* **Aim**
List all lines of the data that include the string "Клавиатура".

[Collected data]
--- BEGIN ---

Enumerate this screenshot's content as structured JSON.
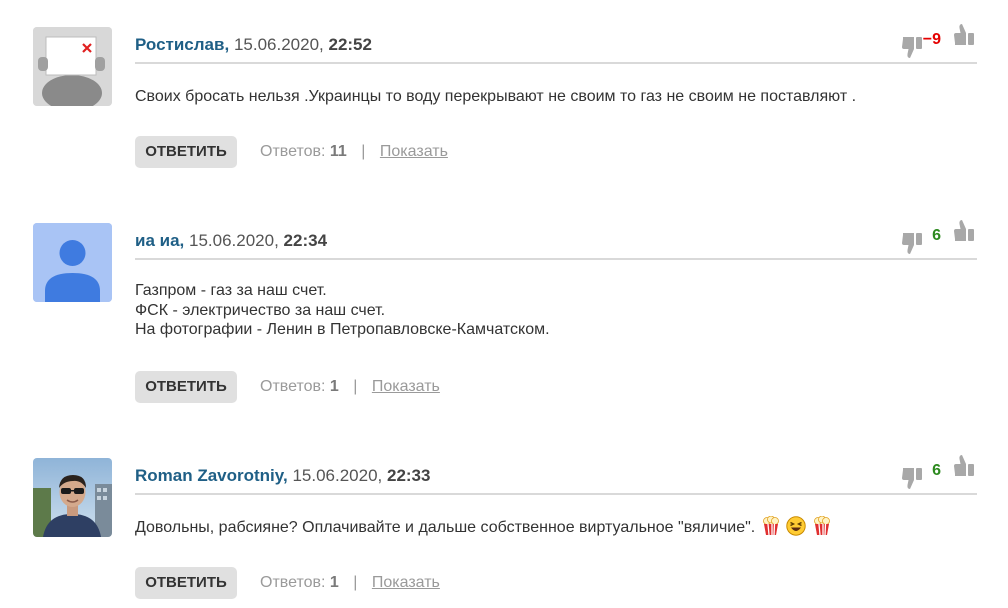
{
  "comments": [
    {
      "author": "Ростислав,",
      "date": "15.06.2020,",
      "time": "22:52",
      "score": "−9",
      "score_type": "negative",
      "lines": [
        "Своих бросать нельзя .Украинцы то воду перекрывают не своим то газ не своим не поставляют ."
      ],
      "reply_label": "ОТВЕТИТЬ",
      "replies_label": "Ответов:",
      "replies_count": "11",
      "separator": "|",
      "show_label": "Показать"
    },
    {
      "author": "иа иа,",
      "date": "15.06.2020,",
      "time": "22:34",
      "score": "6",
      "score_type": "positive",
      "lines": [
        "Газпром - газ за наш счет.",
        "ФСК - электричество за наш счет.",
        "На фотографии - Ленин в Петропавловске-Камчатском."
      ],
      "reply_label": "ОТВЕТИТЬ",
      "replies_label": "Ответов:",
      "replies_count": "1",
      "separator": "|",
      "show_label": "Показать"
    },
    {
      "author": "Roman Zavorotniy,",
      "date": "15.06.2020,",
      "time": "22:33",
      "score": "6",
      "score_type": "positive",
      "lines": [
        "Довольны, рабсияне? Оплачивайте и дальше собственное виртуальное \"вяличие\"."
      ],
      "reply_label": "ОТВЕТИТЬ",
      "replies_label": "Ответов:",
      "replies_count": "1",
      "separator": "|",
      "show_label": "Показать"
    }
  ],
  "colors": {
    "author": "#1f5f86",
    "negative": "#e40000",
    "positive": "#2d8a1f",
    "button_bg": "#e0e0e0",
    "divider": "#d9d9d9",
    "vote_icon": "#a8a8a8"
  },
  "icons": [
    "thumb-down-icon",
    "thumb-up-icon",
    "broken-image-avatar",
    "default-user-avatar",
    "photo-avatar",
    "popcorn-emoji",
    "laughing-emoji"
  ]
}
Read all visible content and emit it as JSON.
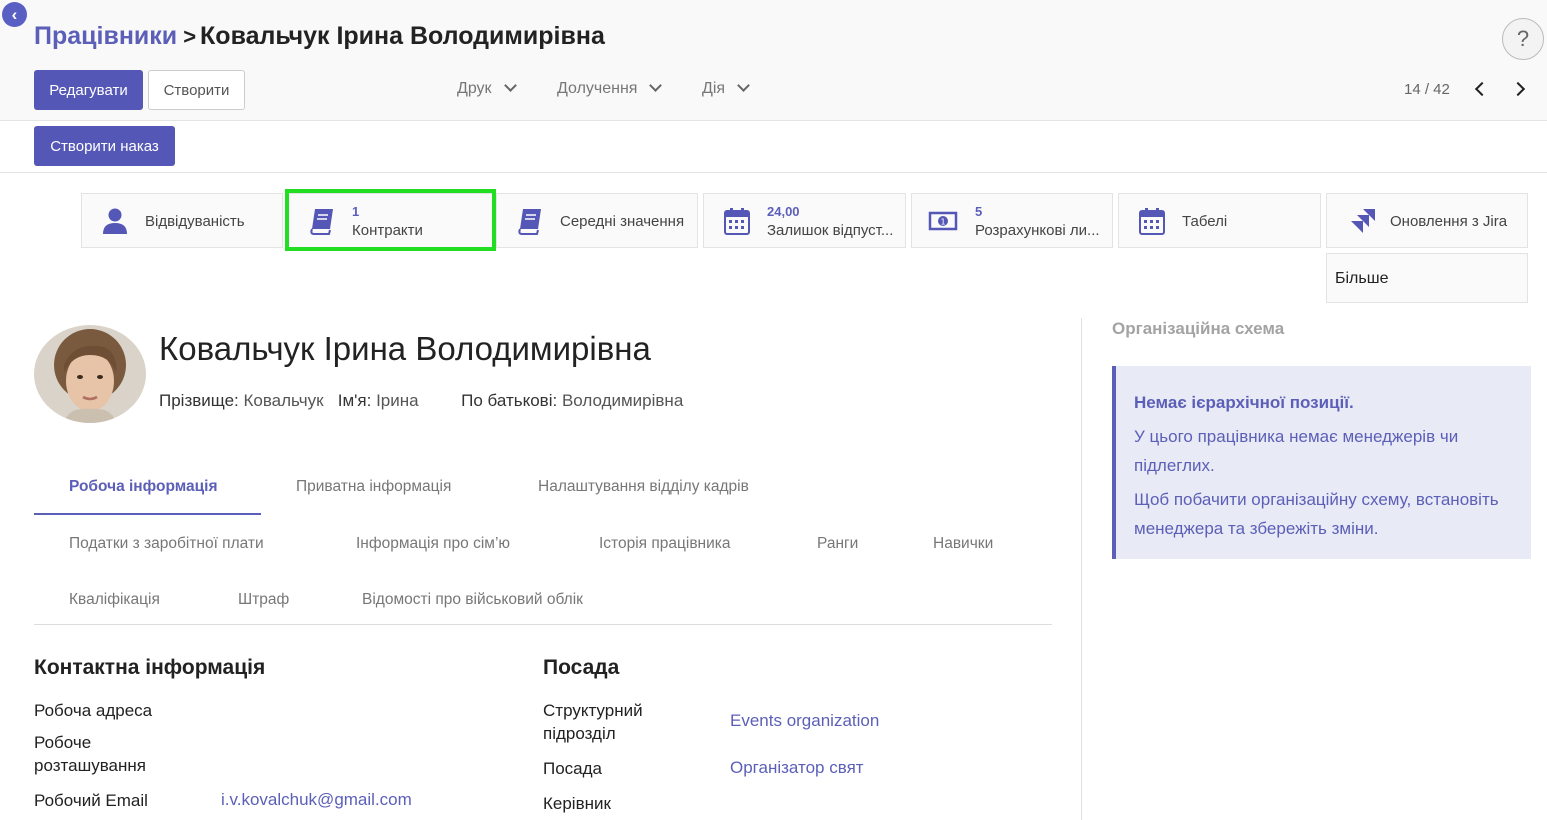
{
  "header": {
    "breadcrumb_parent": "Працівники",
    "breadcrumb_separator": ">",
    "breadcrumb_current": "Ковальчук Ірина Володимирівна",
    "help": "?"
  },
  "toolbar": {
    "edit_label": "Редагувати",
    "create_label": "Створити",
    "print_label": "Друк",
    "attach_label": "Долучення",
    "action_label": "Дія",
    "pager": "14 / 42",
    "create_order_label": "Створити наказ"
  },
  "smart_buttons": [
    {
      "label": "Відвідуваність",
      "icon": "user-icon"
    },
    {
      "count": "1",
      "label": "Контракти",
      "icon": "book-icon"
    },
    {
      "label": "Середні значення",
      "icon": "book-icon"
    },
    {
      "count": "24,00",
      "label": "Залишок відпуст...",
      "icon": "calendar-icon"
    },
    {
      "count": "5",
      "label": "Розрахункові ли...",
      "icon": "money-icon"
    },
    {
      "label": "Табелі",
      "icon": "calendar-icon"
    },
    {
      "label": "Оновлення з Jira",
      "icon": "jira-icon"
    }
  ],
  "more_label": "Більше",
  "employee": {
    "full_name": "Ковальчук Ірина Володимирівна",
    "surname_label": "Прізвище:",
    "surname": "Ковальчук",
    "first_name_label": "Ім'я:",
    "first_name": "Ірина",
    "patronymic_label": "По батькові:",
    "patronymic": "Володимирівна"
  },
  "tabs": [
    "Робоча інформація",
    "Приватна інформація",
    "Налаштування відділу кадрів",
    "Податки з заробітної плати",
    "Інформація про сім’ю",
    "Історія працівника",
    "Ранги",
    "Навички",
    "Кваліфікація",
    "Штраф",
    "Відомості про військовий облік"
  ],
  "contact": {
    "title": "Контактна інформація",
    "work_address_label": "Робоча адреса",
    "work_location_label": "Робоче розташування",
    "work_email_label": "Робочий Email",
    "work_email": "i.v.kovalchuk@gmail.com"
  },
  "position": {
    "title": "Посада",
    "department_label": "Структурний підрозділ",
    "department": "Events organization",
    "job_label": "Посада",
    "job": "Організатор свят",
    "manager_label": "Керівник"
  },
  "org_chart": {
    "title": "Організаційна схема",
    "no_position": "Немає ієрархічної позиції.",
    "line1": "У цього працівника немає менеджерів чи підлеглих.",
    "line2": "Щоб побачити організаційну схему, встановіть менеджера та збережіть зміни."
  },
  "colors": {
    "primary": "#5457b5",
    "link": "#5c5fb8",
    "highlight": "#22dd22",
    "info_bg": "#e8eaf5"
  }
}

--- END ---
--- BEGIN ---

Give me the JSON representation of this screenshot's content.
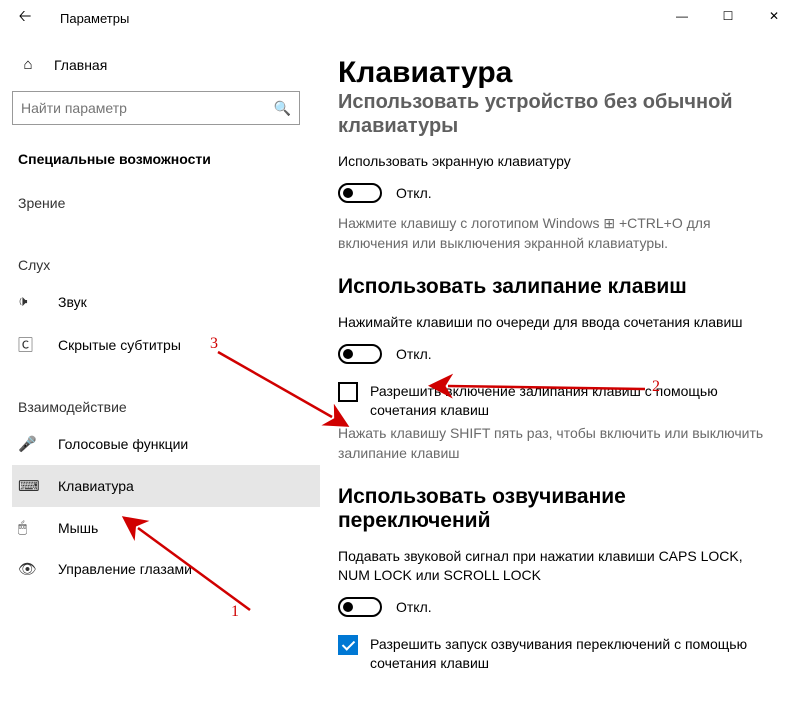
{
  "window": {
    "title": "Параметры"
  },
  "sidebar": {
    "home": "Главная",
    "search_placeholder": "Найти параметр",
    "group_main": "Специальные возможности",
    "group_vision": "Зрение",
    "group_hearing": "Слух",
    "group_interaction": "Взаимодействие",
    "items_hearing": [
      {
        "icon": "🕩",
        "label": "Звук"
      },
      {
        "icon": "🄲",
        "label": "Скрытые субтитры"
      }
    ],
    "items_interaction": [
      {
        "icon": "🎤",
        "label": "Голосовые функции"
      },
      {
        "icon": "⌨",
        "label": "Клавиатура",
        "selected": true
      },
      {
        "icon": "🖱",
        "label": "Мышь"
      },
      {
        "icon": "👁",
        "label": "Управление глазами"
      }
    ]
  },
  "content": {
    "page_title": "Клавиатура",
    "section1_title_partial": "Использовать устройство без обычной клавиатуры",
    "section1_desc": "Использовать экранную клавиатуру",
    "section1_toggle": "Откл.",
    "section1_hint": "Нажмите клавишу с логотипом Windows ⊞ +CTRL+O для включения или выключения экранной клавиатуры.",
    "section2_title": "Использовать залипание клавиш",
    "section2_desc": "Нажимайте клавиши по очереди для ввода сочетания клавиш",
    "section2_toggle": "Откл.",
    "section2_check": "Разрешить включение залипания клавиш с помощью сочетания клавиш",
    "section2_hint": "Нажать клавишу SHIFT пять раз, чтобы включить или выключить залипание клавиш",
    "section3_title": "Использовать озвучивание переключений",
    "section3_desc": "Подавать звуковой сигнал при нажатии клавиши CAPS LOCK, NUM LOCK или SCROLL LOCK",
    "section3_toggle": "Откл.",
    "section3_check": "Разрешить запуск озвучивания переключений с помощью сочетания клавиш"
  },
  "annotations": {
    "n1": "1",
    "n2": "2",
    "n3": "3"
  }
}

--- END ---
--- BEGIN ---

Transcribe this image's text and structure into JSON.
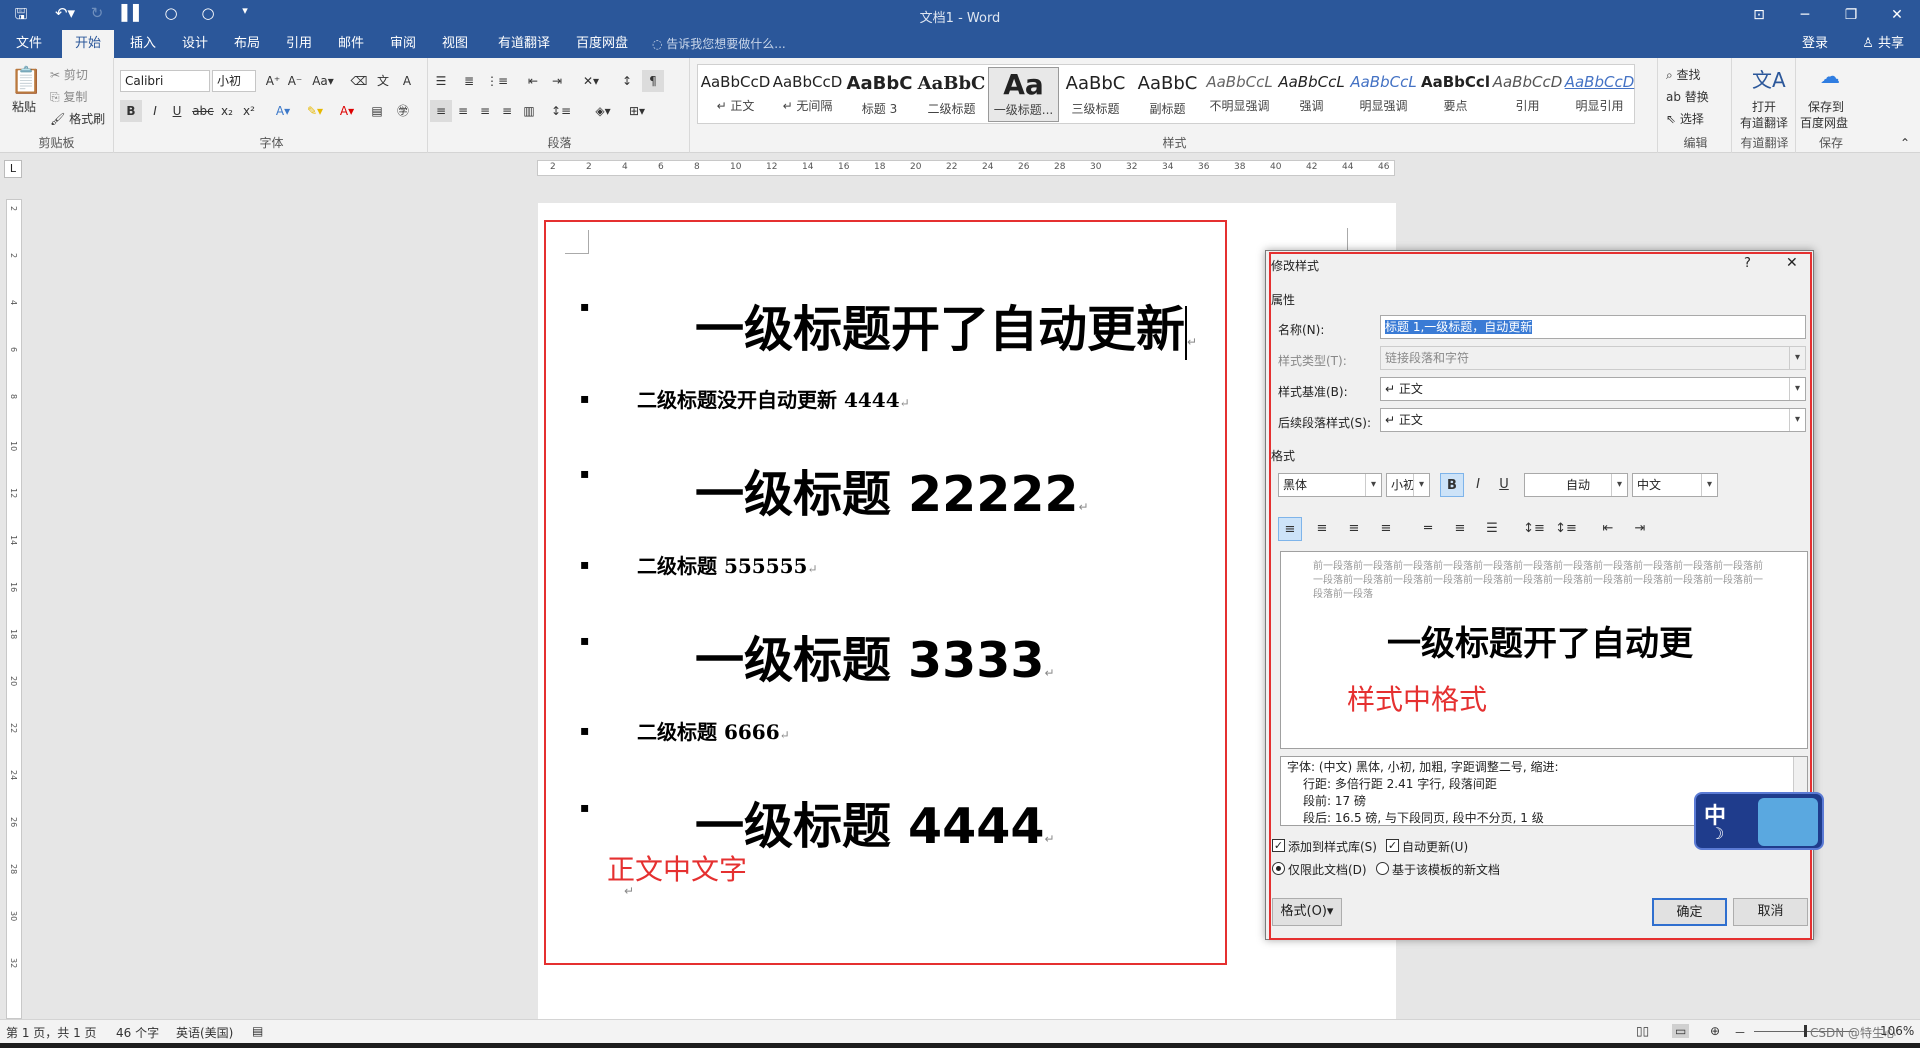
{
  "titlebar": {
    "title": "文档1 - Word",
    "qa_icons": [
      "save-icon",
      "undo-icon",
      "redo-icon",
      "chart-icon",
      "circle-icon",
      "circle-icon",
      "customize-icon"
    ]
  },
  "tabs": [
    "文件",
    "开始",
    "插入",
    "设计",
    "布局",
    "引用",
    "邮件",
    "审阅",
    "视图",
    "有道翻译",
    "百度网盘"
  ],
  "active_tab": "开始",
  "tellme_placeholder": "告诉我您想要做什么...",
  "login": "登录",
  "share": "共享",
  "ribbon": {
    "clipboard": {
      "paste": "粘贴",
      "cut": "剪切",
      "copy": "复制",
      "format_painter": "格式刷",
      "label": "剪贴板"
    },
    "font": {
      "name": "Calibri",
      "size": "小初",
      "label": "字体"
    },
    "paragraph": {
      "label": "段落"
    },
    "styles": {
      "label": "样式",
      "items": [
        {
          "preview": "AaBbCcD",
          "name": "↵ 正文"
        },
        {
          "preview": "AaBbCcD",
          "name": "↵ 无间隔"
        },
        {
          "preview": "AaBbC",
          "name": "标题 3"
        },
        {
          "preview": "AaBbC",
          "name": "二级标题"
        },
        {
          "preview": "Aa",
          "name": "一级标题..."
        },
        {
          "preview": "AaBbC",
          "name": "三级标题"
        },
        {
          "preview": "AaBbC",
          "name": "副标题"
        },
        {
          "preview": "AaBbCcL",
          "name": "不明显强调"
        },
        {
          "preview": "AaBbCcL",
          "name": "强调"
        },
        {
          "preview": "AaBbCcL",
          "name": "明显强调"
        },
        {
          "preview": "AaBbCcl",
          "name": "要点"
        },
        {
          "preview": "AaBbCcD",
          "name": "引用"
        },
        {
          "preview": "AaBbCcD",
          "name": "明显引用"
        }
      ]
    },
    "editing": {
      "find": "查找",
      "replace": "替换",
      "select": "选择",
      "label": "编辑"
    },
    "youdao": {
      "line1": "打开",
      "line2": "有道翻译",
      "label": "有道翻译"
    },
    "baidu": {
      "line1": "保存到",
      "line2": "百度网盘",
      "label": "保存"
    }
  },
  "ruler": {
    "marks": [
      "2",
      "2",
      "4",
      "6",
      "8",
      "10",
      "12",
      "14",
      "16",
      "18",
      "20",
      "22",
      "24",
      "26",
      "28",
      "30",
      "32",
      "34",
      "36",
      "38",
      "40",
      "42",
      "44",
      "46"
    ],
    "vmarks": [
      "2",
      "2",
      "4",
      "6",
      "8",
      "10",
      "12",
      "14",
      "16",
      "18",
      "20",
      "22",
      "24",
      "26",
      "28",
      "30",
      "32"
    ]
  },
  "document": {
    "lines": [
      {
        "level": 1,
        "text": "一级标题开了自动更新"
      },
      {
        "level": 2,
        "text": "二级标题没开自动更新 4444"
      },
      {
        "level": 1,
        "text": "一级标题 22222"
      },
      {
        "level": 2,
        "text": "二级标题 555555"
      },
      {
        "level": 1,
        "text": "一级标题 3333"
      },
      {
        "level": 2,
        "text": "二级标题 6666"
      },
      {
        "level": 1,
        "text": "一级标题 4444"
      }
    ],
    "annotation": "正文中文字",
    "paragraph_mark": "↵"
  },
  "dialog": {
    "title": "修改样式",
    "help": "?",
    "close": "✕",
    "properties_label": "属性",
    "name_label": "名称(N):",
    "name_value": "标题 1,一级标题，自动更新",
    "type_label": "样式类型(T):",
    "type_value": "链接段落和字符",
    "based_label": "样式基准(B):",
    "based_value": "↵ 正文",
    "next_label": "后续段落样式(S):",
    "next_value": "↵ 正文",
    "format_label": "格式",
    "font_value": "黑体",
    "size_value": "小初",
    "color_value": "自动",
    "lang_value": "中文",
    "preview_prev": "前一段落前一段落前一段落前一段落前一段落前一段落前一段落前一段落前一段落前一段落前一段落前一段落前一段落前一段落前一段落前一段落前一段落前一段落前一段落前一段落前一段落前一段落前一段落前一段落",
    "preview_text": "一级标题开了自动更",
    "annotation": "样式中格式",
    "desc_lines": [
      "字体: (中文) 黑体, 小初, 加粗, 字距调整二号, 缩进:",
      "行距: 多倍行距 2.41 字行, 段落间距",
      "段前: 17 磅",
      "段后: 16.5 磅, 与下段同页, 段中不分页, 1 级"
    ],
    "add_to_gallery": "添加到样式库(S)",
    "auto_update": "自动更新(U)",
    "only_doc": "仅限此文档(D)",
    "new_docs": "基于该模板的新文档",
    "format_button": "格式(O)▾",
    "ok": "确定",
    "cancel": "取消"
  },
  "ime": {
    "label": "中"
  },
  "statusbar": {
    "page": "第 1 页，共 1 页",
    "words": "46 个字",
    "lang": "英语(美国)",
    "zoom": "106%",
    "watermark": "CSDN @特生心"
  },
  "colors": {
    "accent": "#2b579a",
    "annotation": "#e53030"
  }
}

--- END ---

* **The reply**
        "label": "Клавиатура",
    "page_title": "Клавиатура",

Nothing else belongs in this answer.